## Supplied passage
-------

RAMALLAH, West Bank, 28 April 2003 — Palestinian Prime Minister-designate Mahmoud Abbas said yesterday that he would not visit foreign capitals to discuss peace moves until Israel allowed President Yasser Arafat to travel freely again.
Analysts say Abbas fears that accepting a White House invitation would make him look like a US lackey in Palestinian eyes unless Israel stops trying to isolate Arafat. Washington, Israel’s key ally, wants the veteran president sidelined.
US President George W. Bush is due to unveil a road map shortly, aimed at reviving negotiations after two and a half years of a Palestinian uprising against Israeli occupation, and Abbas’ stand may delay such talks.
“I will not travel anywhere before Israel lifts a siege on President Arafat so that we can get a guarantee he will be able to go abroad and come back freely without Israeli objection,” Abbas, also known as Abu Mazen, told Reuters.
The right-wing Israeli government of Prime Minister Ariel Sharon has said Arafat is free to leave his Ramallah base and go abroad but it will not guarantee to let him return.

-------

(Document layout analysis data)
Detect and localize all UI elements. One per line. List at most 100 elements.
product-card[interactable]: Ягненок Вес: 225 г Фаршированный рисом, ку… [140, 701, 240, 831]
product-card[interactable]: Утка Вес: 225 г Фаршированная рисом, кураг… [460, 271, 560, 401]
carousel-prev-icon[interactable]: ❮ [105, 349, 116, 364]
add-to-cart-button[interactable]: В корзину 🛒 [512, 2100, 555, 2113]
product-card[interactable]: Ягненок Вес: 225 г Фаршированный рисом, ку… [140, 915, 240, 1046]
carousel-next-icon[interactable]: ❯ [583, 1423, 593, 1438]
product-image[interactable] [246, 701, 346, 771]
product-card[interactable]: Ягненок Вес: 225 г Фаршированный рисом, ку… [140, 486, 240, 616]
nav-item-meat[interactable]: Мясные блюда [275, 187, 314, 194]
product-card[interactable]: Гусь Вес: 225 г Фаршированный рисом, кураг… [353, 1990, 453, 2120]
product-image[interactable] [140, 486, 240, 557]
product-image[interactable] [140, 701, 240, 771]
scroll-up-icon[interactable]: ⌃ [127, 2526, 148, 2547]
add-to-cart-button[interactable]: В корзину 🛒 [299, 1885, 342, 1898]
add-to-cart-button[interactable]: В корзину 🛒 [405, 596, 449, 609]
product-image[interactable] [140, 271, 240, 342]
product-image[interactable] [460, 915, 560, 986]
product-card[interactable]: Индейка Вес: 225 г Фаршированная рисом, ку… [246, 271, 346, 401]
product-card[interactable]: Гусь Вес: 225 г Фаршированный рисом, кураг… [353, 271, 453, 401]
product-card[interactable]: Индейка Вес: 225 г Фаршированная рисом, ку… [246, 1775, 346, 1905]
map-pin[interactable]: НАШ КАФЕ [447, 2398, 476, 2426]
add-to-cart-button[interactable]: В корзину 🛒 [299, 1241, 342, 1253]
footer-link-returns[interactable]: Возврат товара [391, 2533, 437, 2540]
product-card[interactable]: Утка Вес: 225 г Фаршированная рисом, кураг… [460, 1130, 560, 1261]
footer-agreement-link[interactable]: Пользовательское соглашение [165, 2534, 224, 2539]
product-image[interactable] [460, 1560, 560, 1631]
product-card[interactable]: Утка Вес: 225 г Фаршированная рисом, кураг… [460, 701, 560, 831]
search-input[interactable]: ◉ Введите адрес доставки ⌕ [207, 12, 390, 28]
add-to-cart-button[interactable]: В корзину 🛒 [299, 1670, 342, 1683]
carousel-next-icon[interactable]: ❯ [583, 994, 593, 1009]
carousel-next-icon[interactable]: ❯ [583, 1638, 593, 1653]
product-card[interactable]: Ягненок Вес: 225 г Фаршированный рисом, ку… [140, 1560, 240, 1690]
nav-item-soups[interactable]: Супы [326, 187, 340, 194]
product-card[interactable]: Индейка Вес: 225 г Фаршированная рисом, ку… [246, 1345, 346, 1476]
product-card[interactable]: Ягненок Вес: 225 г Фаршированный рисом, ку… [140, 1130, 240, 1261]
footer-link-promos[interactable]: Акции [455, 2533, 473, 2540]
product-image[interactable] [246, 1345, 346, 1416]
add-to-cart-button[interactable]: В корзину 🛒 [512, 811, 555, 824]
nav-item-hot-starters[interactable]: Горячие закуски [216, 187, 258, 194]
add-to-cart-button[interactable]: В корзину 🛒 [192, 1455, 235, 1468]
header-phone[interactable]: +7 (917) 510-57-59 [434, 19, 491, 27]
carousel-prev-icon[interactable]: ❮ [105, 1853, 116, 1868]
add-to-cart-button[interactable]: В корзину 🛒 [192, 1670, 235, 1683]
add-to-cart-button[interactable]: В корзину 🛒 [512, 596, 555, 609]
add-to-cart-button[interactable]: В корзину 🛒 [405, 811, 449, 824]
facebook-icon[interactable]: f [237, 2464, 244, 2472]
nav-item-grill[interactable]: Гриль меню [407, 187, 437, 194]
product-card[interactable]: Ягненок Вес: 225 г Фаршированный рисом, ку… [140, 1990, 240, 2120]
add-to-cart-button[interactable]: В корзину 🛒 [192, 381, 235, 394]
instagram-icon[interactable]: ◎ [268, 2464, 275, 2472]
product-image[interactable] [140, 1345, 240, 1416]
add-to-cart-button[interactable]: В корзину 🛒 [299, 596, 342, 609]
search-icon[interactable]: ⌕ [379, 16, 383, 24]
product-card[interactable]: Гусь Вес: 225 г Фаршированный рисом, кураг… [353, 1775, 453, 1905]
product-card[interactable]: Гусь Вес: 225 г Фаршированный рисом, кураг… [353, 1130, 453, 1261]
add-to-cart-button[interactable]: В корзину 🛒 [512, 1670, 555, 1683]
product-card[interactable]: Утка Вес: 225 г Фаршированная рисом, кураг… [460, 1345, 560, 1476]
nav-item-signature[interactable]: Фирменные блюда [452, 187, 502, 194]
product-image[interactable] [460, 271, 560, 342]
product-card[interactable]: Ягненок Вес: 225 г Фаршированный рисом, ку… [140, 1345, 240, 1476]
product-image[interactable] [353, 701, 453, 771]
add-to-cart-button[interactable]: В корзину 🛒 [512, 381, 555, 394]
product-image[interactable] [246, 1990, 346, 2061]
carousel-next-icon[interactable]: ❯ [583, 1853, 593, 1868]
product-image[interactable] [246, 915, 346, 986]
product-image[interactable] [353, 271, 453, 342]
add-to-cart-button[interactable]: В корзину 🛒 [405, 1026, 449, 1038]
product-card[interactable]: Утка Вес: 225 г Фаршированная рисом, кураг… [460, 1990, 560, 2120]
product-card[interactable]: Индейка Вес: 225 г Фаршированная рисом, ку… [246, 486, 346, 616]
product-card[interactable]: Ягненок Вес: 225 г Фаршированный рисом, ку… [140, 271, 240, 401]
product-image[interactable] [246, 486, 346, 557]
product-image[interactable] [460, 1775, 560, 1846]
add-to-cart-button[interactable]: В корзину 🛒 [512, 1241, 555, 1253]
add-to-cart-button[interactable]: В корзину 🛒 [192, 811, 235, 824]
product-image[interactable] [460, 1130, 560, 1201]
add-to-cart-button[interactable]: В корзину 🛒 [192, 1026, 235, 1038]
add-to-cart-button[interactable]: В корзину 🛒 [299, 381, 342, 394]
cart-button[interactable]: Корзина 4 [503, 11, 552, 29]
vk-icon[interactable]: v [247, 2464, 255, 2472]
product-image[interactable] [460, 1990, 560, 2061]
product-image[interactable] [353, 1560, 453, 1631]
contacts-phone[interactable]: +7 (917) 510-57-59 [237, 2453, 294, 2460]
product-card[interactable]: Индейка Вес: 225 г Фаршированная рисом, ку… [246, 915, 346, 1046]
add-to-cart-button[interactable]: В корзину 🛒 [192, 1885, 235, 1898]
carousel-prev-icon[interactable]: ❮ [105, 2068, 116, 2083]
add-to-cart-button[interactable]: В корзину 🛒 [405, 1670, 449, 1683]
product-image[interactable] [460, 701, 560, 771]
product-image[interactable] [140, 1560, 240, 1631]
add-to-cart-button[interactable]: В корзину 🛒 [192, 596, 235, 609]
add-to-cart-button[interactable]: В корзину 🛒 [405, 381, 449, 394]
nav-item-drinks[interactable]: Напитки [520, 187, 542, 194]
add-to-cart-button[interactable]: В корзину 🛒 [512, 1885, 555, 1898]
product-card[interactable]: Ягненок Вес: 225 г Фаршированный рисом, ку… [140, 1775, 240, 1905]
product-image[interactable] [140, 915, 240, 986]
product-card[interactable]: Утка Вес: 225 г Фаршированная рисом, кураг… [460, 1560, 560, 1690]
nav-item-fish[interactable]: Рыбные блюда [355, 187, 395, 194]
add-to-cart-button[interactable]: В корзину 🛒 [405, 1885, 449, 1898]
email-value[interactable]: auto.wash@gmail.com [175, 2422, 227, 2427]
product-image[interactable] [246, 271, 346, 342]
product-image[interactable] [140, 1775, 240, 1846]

-------

## Task directions
Reproduce the news report on Abbas from above word for word, starting at the words "US President George" and stopping after "let him return.".

## Task result
US President George W. Bush is due to unveil a road map shortly, aimed at reviving negotiations after two and a half years of a Palestinian uprising against Israeli occupation, and Abbas’ stand may delay such talks.
“I will not travel anywhere before Israel lifts a siege on President Arafat so that we can get a guarantee he will be able to go abroad and come back freely without Israeli objection,” Abbas, also known as Abu Mazen, told Reuters.
The right-wing Israeli government of Prime Minister Ariel Sharon has said Arafat is free to leave his Ramallah base and go abroad but it will not guarantee to let him return.